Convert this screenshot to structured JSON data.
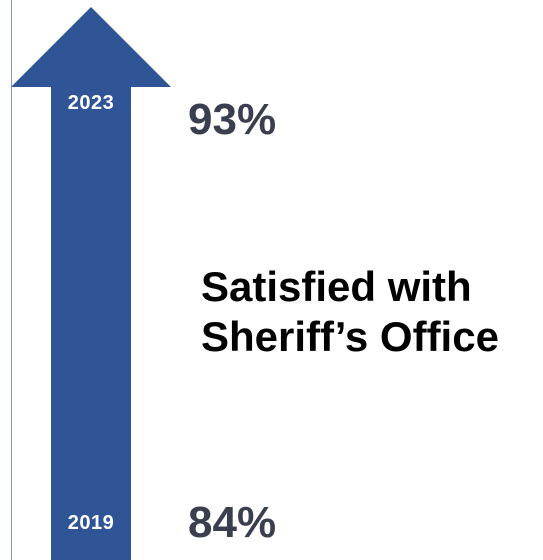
{
  "arrow": {
    "color": "#2f5597",
    "icon": "up-arrow-icon"
  },
  "start": {
    "year": "2019",
    "value": "84%"
  },
  "end": {
    "year": "2023",
    "value": "93%"
  },
  "caption": {
    "line1": "Satisfied with",
    "line2": "Sheriff’s Office"
  }
}
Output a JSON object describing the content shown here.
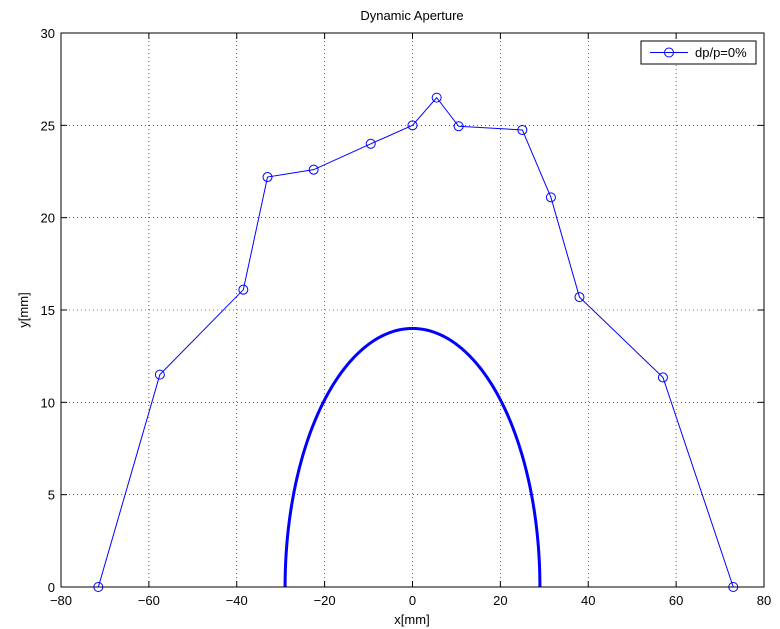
{
  "chart_data": {
    "type": "line",
    "title": "Dynamic Aperture",
    "xlabel": "x[mm]",
    "ylabel": "y[mm]",
    "xlim": [
      -80,
      80
    ],
    "ylim": [
      0,
      30
    ],
    "xticks": [
      -80,
      -60,
      -40,
      -20,
      0,
      20,
      40,
      60,
      80
    ],
    "yticks": [
      0,
      5,
      10,
      15,
      20,
      25,
      30
    ],
    "grid": true,
    "legend_position": "top-right",
    "series": [
      {
        "name": "dp/p=0%",
        "color": "#0000ff",
        "marker": "circle",
        "x": [
          -71.5,
          -57.5,
          -38.5,
          -33.0,
          -22.5,
          -9.5,
          0.0,
          5.5,
          10.5,
          25.0,
          31.5,
          38.0,
          57.0,
          73.0
        ],
        "y": [
          0.0,
          11.5,
          16.1,
          22.2,
          22.6,
          24.0,
          25.0,
          26.5,
          24.95,
          24.75,
          21.1,
          15.7,
          11.35,
          0.0
        ]
      },
      {
        "color": "#0000ff",
        "marker": "none",
        "shape": "half-ellipse",
        "center_x": 0,
        "semi_axis_x": 29,
        "semi_axis_y": 14
      }
    ]
  }
}
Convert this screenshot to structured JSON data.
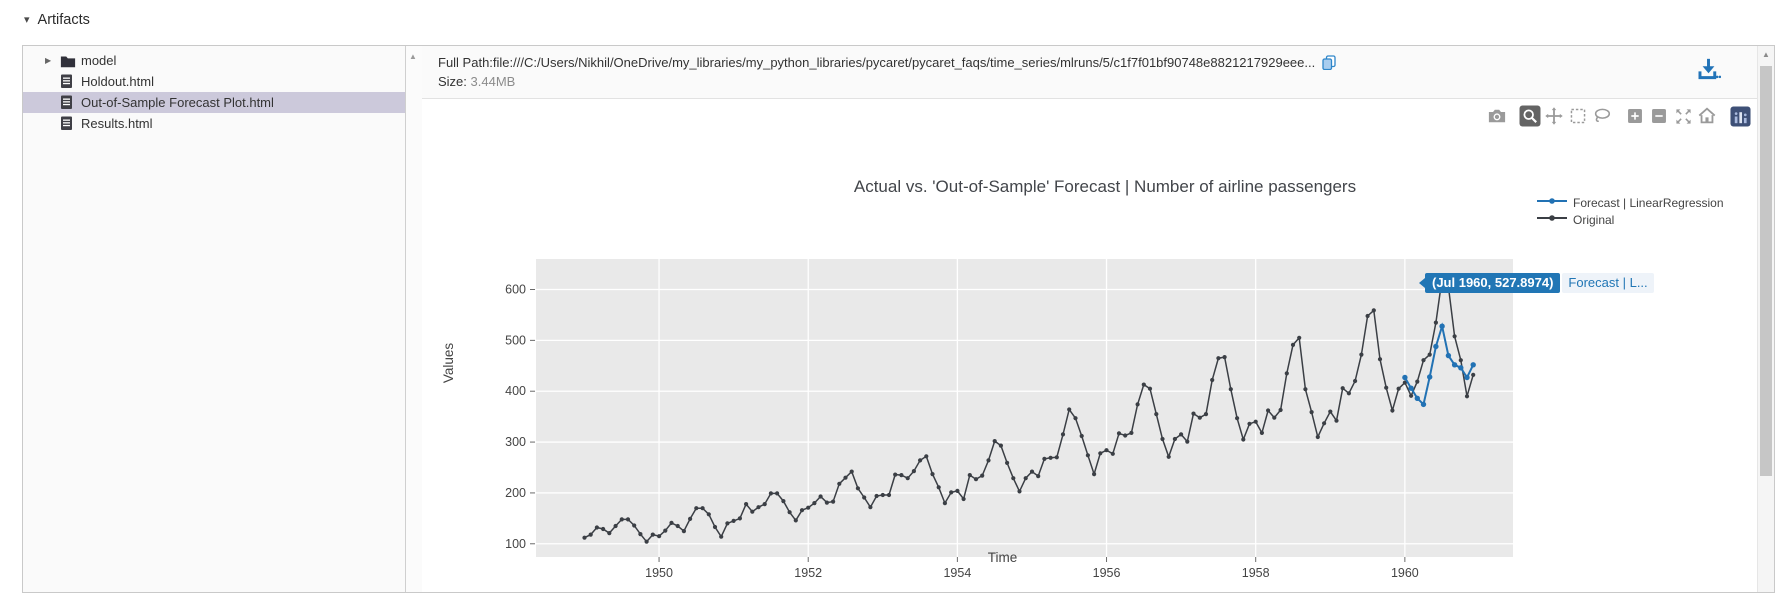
{
  "artifacts_header": {
    "label": "Artifacts",
    "collapse_icon": "caret-down"
  },
  "artifact_tree": {
    "items": [
      {
        "type": "folder",
        "label": "model",
        "expandable": true,
        "selected": false
      },
      {
        "type": "file",
        "label": "Holdout.html",
        "selected": false
      },
      {
        "type": "file",
        "label": "Out-of-Sample Forecast Plot.html",
        "selected": true
      },
      {
        "type": "file",
        "label": "Results.html",
        "selected": false
      }
    ]
  },
  "file_info": {
    "full_path_label": "Full Path:",
    "full_path_value": "file:///C:/Users/Nikhil/OneDrive/my_libraries/my_python_libraries/pycaret/pycaret_faqs/time_series/mlruns/5/c1f7f01bf90748e8821217929eee...",
    "size_label": "Size:",
    "size_value": " 3.44MB"
  },
  "viewer": {
    "modebar_buttons": [
      {
        "name": "camera-icon",
        "active": false,
        "group_start": false
      },
      {
        "name": "zoom-icon",
        "active": true,
        "group_start": true
      },
      {
        "name": "pan-icon",
        "active": false,
        "group_start": false
      },
      {
        "name": "box-select-icon",
        "active": false,
        "group_start": false
      },
      {
        "name": "lasso-select-icon",
        "active": false,
        "group_start": false
      },
      {
        "name": "zoom-in-icon",
        "active": false,
        "group_start": true
      },
      {
        "name": "zoom-out-icon",
        "active": false,
        "group_start": false
      },
      {
        "name": "autoscale-icon",
        "active": false,
        "group_start": false
      },
      {
        "name": "reset-axes-icon",
        "active": false,
        "group_start": false
      },
      {
        "name": "plotly-logo-icon",
        "active": false,
        "group_start": true
      }
    ]
  },
  "tooltip": {
    "point_label": "(Jul 1960, 527.8974)",
    "series_label": "Forecast | L..."
  },
  "chart_data": {
    "type": "line",
    "title": "Actual vs. 'Out-of-Sample' Forecast | Number of airline passengers",
    "xlabel": "Time",
    "ylabel": "Values",
    "x_ticks": [
      1950,
      1952,
      1954,
      1956,
      1958,
      1960
    ],
    "y_ticks": [
      100,
      200,
      300,
      400,
      500,
      600
    ],
    "xlim": [
      1948.35,
      1961.45
    ],
    "ylim": [
      74,
      660
    ],
    "grid": true,
    "legend_position": "outside-top-right",
    "hover_point": {
      "series": "Forecast | LinearRegression",
      "x": "Jul 1960",
      "y": 527.8974
    },
    "series": [
      {
        "name": "Forecast | LinearRegression",
        "color": "#2272b4",
        "start_year": 1960,
        "monthly_values": [
          427,
          406,
          386,
          374,
          428,
          488,
          527.8974,
          470,
          452,
          446,
          427,
          452
        ]
      },
      {
        "name": "Original",
        "color": "#3b3f45",
        "start_year": 1949,
        "monthly_values": [
          112,
          118,
          132,
          129,
          121,
          135,
          148,
          148,
          136,
          119,
          104,
          118,
          115,
          126,
          141,
          135,
          125,
          149,
          170,
          170,
          158,
          133,
          114,
          140,
          145,
          150,
          178,
          163,
          172,
          178,
          199,
          199,
          184,
          162,
          146,
          166,
          171,
          180,
          193,
          181,
          183,
          218,
          230,
          242,
          209,
          191,
          172,
          194,
          196,
          196,
          236,
          235,
          229,
          243,
          264,
          272,
          237,
          211,
          180,
          201,
          204,
          188,
          235,
          227,
          234,
          264,
          302,
          293,
          259,
          229,
          203,
          229,
          242,
          233,
          267,
          269,
          270,
          315,
          364,
          347,
          312,
          274,
          237,
          278,
          284,
          277,
          317,
          313,
          318,
          374,
          413,
          405,
          355,
          306,
          271,
          306,
          315,
          301,
          356,
          348,
          355,
          422,
          465,
          467,
          404,
          347,
          305,
          336,
          340,
          318,
          362,
          348,
          363,
          435,
          491,
          505,
          404,
          359,
          310,
          337,
          360,
          342,
          406,
          396,
          420,
          472,
          548,
          559,
          463,
          407,
          362,
          405,
          417,
          391,
          419,
          461,
          472,
          535,
          622,
          606,
          508,
          461,
          390,
          432
        ]
      }
    ]
  },
  "colors": {
    "accent_blue": "#2272b4",
    "tooltip_bg": "#2176b5",
    "plot_bg": "#e9e9e9",
    "grid_line": "#ffffff",
    "axis_text": "#444444",
    "selected_row_bg": "#ccc9db",
    "modebar_icon": "#9a9a9a",
    "modebar_active": "#646464"
  }
}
──────────
• _WHAT TO WORK ON_:
All the lines above are to be given again exactly as they read, with the pictures removed.

• _ANSWER FOR THIS EXERCISE_:
Convert this screenshot to structured JSON data.
{
  "arrow": {
    "color": "#2f5597",
    "icon": "up-arrow-icon"
  },
  "start": {
    "year": "2019",
    "value": "84%"
  },
  "end": {
    "year": "2023",
    "value": "93%"
  },
  "caption": {
    "line1": "Satisfied with",
    "line2": "Sheriff’s Office"
  }
}
Output a JSON object describing the content shown here.
{
  "chart_data": {
    "type": "line",
    "title": "Dynamic Aperture",
    "xlabel": "x[mm]",
    "ylabel": "y[mm]",
    "xlim": [
      -80,
      80
    ],
    "ylim": [
      0,
      30
    ],
    "xticks": [
      -80,
      -60,
      -40,
      -20,
      0,
      20,
      40,
      60,
      80
    ],
    "yticks": [
      0,
      5,
      10,
      15,
      20,
      25,
      30
    ],
    "grid": true,
    "legend_position": "top-right",
    "series": [
      {
        "name": "dp/p=0%",
        "color": "#0000ff",
        "marker": "circle",
        "x": [
          -71.5,
          -57.5,
          -38.5,
          -33.0,
          -22.5,
          -9.5,
          0.0,
          5.5,
          10.5,
          25.0,
          31.5,
          38.0,
          57.0,
          73.0
        ],
        "y": [
          0.0,
          11.5,
          16.1,
          22.2,
          22.6,
          24.0,
          25.0,
          26.5,
          24.95,
          24.75,
          21.1,
          15.7,
          11.35,
          0.0
        ]
      },
      {
        "color": "#0000ff",
        "marker": "none",
        "shape": "half-ellipse",
        "center_x": 0,
        "semi_axis_x": 29,
        "semi_axis_y": 14
      }
    ]
  }
}
Convert this screenshot to structured JSON data.
{
  "artifacts_header": {
    "label": "Artifacts",
    "collapse_icon": "caret-down"
  },
  "artifact_tree": {
    "items": [
      {
        "type": "folder",
        "label": "model",
        "expandable": true,
        "selected": false
      },
      {
        "type": "file",
        "label": "Holdout.html",
        "selected": false
      },
      {
        "type": "file",
        "label": "Out-of-Sample Forecast Plot.html",
        "selected": true
      },
      {
        "type": "file",
        "label": "Results.html",
        "selected": false
      }
    ]
  },
  "file_info": {
    "full_path_label": "Full Path:",
    "full_path_value": "file:///C:/Users/Nikhil/OneDrive/my_libraries/my_python_libraries/pycaret/pycaret_faqs/time_series/mlruns/5/c1f7f01bf90748e8821217929eee...",
    "size_label": "Size:",
    "size_value": " 3.44MB"
  },
  "viewer": {
    "modebar_buttons": [
      {
        "name": "camera-icon",
        "active": false,
        "group_start": false
      },
      {
        "name": "zoom-icon",
        "active": true,
        "group_start": true
      },
      {
        "name": "pan-icon",
        "active": false,
        "group_start": false
      },
      {
        "name": "box-select-icon",
        "active": false,
        "group_start": false
      },
      {
        "name": "lasso-select-icon",
        "active": false,
        "group_start": false
      },
      {
        "name": "zoom-in-icon",
        "active": false,
        "group_start": true
      },
      {
        "name": "zoom-out-icon",
        "active": false,
        "group_start": false
      },
      {
        "name": "autoscale-icon",
        "active": false,
        "group_start": false
      },
      {
        "name": "reset-axes-icon",
        "active": false,
        "group_start": false
      },
      {
        "name": "plotly-logo-icon",
        "active": false,
        "group_start": true
      }
    ]
  },
  "tooltip": {
    "point_label": "(Jul 1960, 527.8974)",
    "series_label": "Forecast | L..."
  },
  "chart_data": {
    "type": "line",
    "title": "Actual vs. 'Out-of-Sample' Forecast | Number of airline passengers",
    "xlabel": "Time",
    "ylabel": "Values",
    "x_ticks": [
      1950,
      1952,
      1954,
      1956,
      1958,
      1960
    ],
    "y_ticks": [
      100,
      200,
      300,
      400,
      500,
      600
    ],
    "xlim": [
      1948.35,
      1961.45
    ],
    "ylim": [
      74,
      660
    ],
    "grid": true,
    "legend_position": "outside-top-right",
    "hover_point": {
      "series": "Forecast | LinearRegression",
      "x": "Jul 1960",
      "y": 527.8974
    },
    "series": [
      {
        "name": "Forecast | LinearRegression",
        "color": "#2272b4",
        "start_year": 1960,
        "monthly_values": [
          427,
          406,
          386,
          374,
          428,
          488,
          527.8974,
          470,
          452,
          446,
          427,
          452
        ]
      },
      {
        "name": "Original",
        "color": "#3b3f45",
        "start_year": 1949,
        "monthly_values": [
          112,
          118,
          132,
          129,
          121,
          135,
          148,
          148,
          136,
          119,
          104,
          118,
          115,
          126,
          141,
          135,
          125,
          149,
          170,
          170,
          158,
          133,
          114,
          140,
          145,
          150,
          178,
          163,
          172,
          178,
          199,
          199,
          184,
          162,
          146,
          166,
          171,
          180,
          193,
          181,
          183,
          218,
          230,
          242,
          209,
          191,
          172,
          194,
          196,
          196,
          236,
          235,
          229,
          243,
          264,
          272,
          237,
          211,
          180,
          201,
          204,
          188,
          235,
          227,
          234,
          264,
          302,
          293,
          259,
          229,
          203,
          229,
          242,
          233,
          267,
          269,
          270,
          315,
          364,
          347,
          312,
          274,
          237,
          278,
          284,
          277,
          317,
          313,
          318,
          374,
          413,
          405,
          355,
          306,
          271,
          306,
          315,
          301,
          356,
          348,
          355,
          422,
          465,
          467,
          404,
          347,
          305,
          336,
          340,
          318,
          362,
          348,
          363,
          435,
          491,
          505,
          404,
          359,
          310,
          337,
          360,
          342,
          406,
          396,
          420,
          472,
          548,
          559,
          463,
          407,
          362,
          405,
          417,
          391,
          419,
          461,
          472,
          535,
          622,
          606,
          508,
          461,
          390,
          432
        ]
      }
    ]
  },
  "colors": {
    "accent_blue": "#2272b4",
    "tooltip_bg": "#2176b5",
    "plot_bg": "#e9e9e9",
    "grid_line": "#ffffff",
    "axis_text": "#444444",
    "selected_row_bg": "#ccc9db",
    "modebar_icon": "#9a9a9a",
    "modebar_active": "#646464"
  }
}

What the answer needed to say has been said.